### DATA SHOWN
- - - - -

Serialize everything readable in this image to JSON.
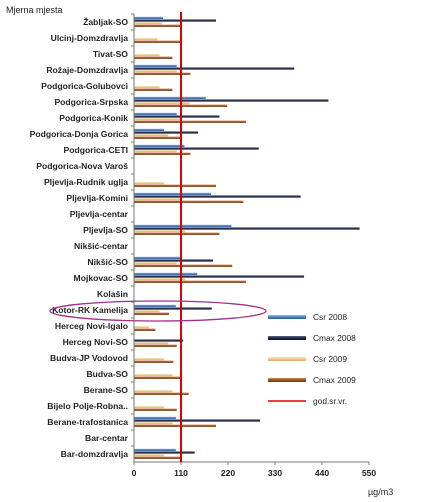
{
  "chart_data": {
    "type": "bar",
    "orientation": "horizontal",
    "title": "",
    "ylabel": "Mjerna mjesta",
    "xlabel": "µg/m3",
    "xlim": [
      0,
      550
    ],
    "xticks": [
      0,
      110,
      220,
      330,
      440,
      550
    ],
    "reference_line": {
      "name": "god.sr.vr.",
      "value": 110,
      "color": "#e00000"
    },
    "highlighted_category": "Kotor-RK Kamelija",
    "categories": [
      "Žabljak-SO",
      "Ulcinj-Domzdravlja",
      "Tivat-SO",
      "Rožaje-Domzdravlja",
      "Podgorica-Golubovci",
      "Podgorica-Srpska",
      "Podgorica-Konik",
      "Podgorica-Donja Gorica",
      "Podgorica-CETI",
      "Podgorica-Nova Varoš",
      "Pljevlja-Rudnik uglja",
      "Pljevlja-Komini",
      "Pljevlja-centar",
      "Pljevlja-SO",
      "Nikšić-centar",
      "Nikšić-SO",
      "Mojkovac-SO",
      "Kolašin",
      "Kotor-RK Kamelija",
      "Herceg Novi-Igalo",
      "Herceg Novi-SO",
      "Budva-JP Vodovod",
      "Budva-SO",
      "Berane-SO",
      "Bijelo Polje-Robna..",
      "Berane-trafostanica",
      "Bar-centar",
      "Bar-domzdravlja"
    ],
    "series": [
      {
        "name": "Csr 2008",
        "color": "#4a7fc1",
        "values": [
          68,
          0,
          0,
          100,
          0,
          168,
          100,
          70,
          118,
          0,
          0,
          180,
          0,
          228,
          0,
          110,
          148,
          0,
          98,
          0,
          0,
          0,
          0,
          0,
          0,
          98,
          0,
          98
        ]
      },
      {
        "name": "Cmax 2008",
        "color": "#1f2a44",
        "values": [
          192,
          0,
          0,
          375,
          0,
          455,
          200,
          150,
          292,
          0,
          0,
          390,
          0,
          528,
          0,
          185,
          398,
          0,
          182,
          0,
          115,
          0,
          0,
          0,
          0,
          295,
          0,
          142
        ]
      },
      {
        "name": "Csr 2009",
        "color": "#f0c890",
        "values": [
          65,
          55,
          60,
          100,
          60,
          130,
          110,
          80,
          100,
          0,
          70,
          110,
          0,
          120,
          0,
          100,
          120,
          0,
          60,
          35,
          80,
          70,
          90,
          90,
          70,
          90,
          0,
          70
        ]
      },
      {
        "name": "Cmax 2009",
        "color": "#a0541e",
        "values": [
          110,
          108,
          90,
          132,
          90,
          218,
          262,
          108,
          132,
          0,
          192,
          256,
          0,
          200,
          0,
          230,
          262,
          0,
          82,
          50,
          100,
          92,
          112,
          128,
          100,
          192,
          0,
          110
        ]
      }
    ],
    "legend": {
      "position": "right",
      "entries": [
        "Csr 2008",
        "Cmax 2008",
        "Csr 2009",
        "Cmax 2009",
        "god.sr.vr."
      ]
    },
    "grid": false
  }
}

- - - - -

Using the material above, report each line where "name" occurs.

### TASK OUTPUT
      "name": "god.sr.vr.",
        "name": "Csr 2008",
        "name": "Cmax 2008",
        "name": "Csr 2009",
        "name": "Cmax 2009",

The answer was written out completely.